- [Records of where elements appear]

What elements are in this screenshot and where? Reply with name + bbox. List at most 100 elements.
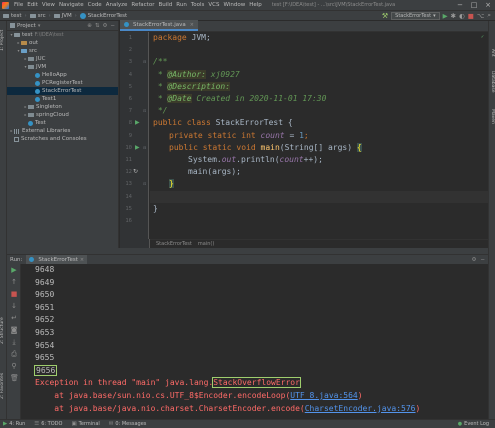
breadcrumb-src[interactable]: src xyxy=(29,13,46,19)
hide-icon[interactable]: − xyxy=(110,23,115,29)
tree-item[interactable]: ▸ JUC xyxy=(7,55,118,63)
tree-item[interactable]: Test xyxy=(7,119,118,127)
gear-icon[interactable]: ⚙ xyxy=(471,257,476,263)
stripe-ant-tab[interactable]: Ant xyxy=(490,49,495,63)
tree-item[interactable]: ▸ out xyxy=(7,39,118,47)
locate-icon[interactable]: ⊕ xyxy=(87,23,92,29)
pin-icon[interactable]: ⚲ xyxy=(10,362,18,370)
gutter-row[interactable]: 7 ⊡ xyxy=(120,105,149,117)
gutter-row[interactable]: 2 xyxy=(120,44,149,56)
close-icon[interactable]: × xyxy=(190,22,194,28)
close-icon[interactable]: × xyxy=(80,257,84,263)
menu-tools[interactable]: Tools xyxy=(189,2,207,8)
breadcrumb-method-item[interactable]: main() xyxy=(198,241,214,247)
menu-navigate[interactable]: Navigate xyxy=(57,2,86,8)
stripe-maven-tab[interactable]: Maven xyxy=(490,109,495,133)
inspection-ok-icon[interactable]: ✓ xyxy=(481,34,487,234)
breadcrumb-class-item[interactable]: StackErrorTest xyxy=(156,241,192,247)
gutter-row[interactable]: 8 ▶ xyxy=(120,117,149,129)
fold-icon[interactable]: ⊟ xyxy=(143,145,146,150)
stop-icon[interactable]: ■ xyxy=(468,12,474,20)
gutter-row[interactable]: 16 xyxy=(120,215,149,227)
tree-item[interactable]: PCRegisterTest xyxy=(7,79,118,87)
scroll-to-end-icon[interactable]: ⤓ xyxy=(10,338,18,347)
clear-all-icon[interactable]: 🗑 xyxy=(10,374,19,382)
stripe-structure-tab[interactable]: 2: Structure xyxy=(0,311,7,351)
gutter-row[interactable]: 11 xyxy=(120,154,149,166)
up-arrow-icon[interactable]: ↑ xyxy=(10,278,18,286)
tool-tab-run[interactable]: ▶ 4: Run xyxy=(3,421,25,427)
tree-item[interactable]: ▸ External Libraries xyxy=(7,127,118,135)
breadcrumb-jvm[interactable]: JVM xyxy=(53,13,72,19)
menu-help[interactable]: Help xyxy=(247,2,264,8)
menu-edit[interactable]: Edit xyxy=(25,2,40,8)
stripe-favorites-tab[interactable]: 2: Favorites xyxy=(0,366,7,406)
menu-run[interactable]: Run xyxy=(174,2,189,8)
menu-build[interactable]: Build xyxy=(156,2,174,8)
project-panel-title[interactable]: Project xyxy=(17,23,36,29)
tab-stackerrortest[interactable]: StackErrorTest.java × xyxy=(120,20,198,31)
camera-icon[interactable]: ◙ xyxy=(10,326,18,334)
tree-item[interactable]: ▾ src xyxy=(7,47,118,55)
stripe-database-tab[interactable]: Database xyxy=(490,71,495,101)
menu-code[interactable]: Code xyxy=(86,2,104,8)
gutter-row[interactable]: 13 ⊡ xyxy=(120,178,149,190)
gutter-row[interactable]: 4 xyxy=(120,69,149,81)
fold-icon[interactable]: ⊡ xyxy=(143,108,146,113)
maximize-icon[interactable]: □ xyxy=(467,1,481,9)
debug-icon[interactable]: ✱ xyxy=(451,12,456,20)
menu-window[interactable]: Window xyxy=(222,2,248,8)
search-icon[interactable]: ⌕ xyxy=(487,11,491,20)
event-log-button[interactable]: ● Event Log xyxy=(458,421,495,427)
tree-item[interactable]: StackErrorTest xyxy=(7,87,118,95)
collapse-icon[interactable]: ⇅ xyxy=(95,23,100,29)
stack-trace-link[interactable]: CharsetEncoder.java:576 xyxy=(305,404,416,413)
code-editor[interactable]: package JVM; /** * @Author: xj0927 * @De… xyxy=(150,32,488,239)
build-hammer-icon[interactable]: ⚒ xyxy=(382,12,388,20)
stop-icon[interactable]: ■ xyxy=(10,290,18,298)
breadcrumb-project[interactable]: test xyxy=(3,13,22,19)
run-icon[interactable]: ▶ xyxy=(443,12,448,20)
down-arrow-icon[interactable]: ↓ xyxy=(10,302,18,310)
hide-icon[interactable]: − xyxy=(480,257,485,263)
coverage-icon[interactable]: ◐ xyxy=(459,12,465,20)
menu-analyze[interactable]: Analyze xyxy=(104,2,130,8)
tree-item[interactable]: Scratches and Consoles xyxy=(7,135,118,143)
gutter-row[interactable]: 10 ▶ ⊟ xyxy=(120,142,149,154)
tree-item[interactable]: ▸ Singleton xyxy=(7,103,118,111)
run-gutter-icon[interactable]: ▶ xyxy=(135,119,140,126)
tool-tab-terminal[interactable]: ▣ Terminal xyxy=(71,421,99,427)
tree-item[interactable]: HelloApp xyxy=(7,71,118,79)
console-output[interactable]: 9648 9649 9650 9651 9652 9653 9654 9655 … xyxy=(21,264,488,419)
vcs-icon[interactable]: ⌥ xyxy=(477,12,485,20)
stack-trace-link[interactable]: UTF_8.java:564 xyxy=(290,391,357,400)
close-icon[interactable]: × xyxy=(481,1,495,9)
tool-tab-todo[interactable]: ☰ 6: TODO xyxy=(34,421,62,427)
chevron-down-icon[interactable]: ▾ xyxy=(38,23,41,29)
tree-item[interactable]: Test1 xyxy=(7,95,118,103)
soft-wrap-icon[interactable]: ↵ xyxy=(10,314,18,322)
menu-vcs[interactable]: VCS xyxy=(206,2,221,8)
tree-item[interactable]: ▾ test F:\IDEA\test xyxy=(7,31,118,39)
fold-icon[interactable]: ⊡ xyxy=(143,181,146,186)
rerun-icon[interactable]: ▶ xyxy=(10,266,18,274)
menu-view[interactable]: View xyxy=(40,2,57,8)
gutter-row[interactable]: 9 xyxy=(120,130,149,142)
run-configuration-select[interactable]: StackErrorTest ▾ xyxy=(391,11,440,20)
breadcrumb-class[interactable]: StackErrorTest xyxy=(79,12,127,19)
gutter-row[interactable]: 14 xyxy=(120,191,149,203)
tool-tab-messages[interactable]: ✉ 0: Messages xyxy=(109,421,147,427)
gutter-row[interactable]: 12 ↻ xyxy=(120,166,149,178)
gutter-row[interactable]: 3 ⊟ xyxy=(120,56,149,68)
gutter-row[interactable]: 6 xyxy=(120,93,149,105)
fold-icon[interactable]: ⊟ xyxy=(143,59,146,64)
run-gutter-icon[interactable]: ▶ xyxy=(135,144,140,151)
gutter-row[interactable]: 5 xyxy=(120,81,149,93)
gutter-row[interactable]: 15 xyxy=(120,203,149,215)
run-tab-stackerrortest[interactable]: StackErrorTest × xyxy=(26,254,88,265)
menu-refactor[interactable]: Refactor xyxy=(129,2,156,8)
gutter-row[interactable]: 1 xyxy=(120,32,149,44)
menu-file[interactable]: File xyxy=(12,2,25,8)
minimize-icon[interactable]: − xyxy=(453,1,467,9)
print-icon[interactable]: ⎙ xyxy=(10,350,18,359)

- [AIM OF THE EXERCISE]
Duplicate the lines starting at the one that contains "breadcrumb-src[interactable]: src xyxy=(29,13,46,19)" and ending at the one that contains "project-panel-title[interactable]: Project xyxy=(17,23,36,29)", including both.

- [EXPECTED ANSWER]
breadcrumb-src[interactable]: src xyxy=(29,13,46,19)
hide-icon[interactable]: − xyxy=(110,23,115,29)
tree-item[interactable]: ▸ JUC xyxy=(7,55,118,63)
tree-item[interactable]: Test xyxy=(7,119,118,127)
gear-icon[interactable]: ⚙ xyxy=(471,257,476,263)
stripe-ant-tab[interactable]: Ant xyxy=(490,49,495,63)
tree-item[interactable]: ▸ out xyxy=(7,39,118,47)
locate-icon[interactable]: ⊕ xyxy=(87,23,92,29)
pin-icon[interactable]: ⚲ xyxy=(10,362,18,370)
gutter-row[interactable]: 7 ⊡ xyxy=(120,105,149,117)
gutter-row[interactable]: 2 xyxy=(120,44,149,56)
close-icon[interactable]: × xyxy=(190,22,194,28)
close-icon[interactable]: × xyxy=(80,257,84,263)
menu-tools[interactable]: Tools xyxy=(189,2,207,8)
breadcrumb-method-item[interactable]: main() xyxy=(198,241,214,247)
menu-navigate[interactable]: Navigate xyxy=(57,2,86,8)
stripe-maven-tab[interactable]: Maven xyxy=(490,109,495,133)
inspection-ok-icon[interactable]: ✓ xyxy=(481,34,487,234)
breadcrumb-class-item[interactable]: StackErrorTest xyxy=(156,241,192,247)
gutter-row[interactable]: 8 ▶ xyxy=(120,117,149,129)
fold-icon[interactable]: ⊟ xyxy=(143,145,146,150)
stop-icon[interactable]: ■ xyxy=(468,12,474,20)
gutter-row[interactable]: 16 xyxy=(120,215,149,227)
tree-item[interactable]: PCRegisterTest xyxy=(7,79,118,87)
scroll-to-end-icon[interactable]: ⤓ xyxy=(10,338,18,347)
clear-all-icon[interactable]: 🗑 xyxy=(10,374,19,382)
stripe-structure-tab[interactable]: 2: Structure xyxy=(0,311,7,351)
gutter-row[interactable]: 11 xyxy=(120,154,149,166)
up-arrow-icon[interactable]: ↑ xyxy=(10,278,18,286)
tool-tab-run[interactable]: ▶ 4: Run xyxy=(3,421,25,427)
tree-item[interactable]: ▸ External Libraries xyxy=(7,127,118,135)
breadcrumb-jvm[interactable]: JVM xyxy=(53,13,72,19)
menu-help[interactable]: Help xyxy=(247,2,264,8)
menu-edit[interactable]: Edit xyxy=(25,2,40,8)
stripe-favorites-tab[interactable]: 2: Favorites xyxy=(0,366,7,406)
menu-run[interactable]: Run xyxy=(174,2,189,8)
menu-build[interactable]: Build xyxy=(156,2,174,8)
project-panel-title[interactable]: Project xyxy=(17,23,36,29)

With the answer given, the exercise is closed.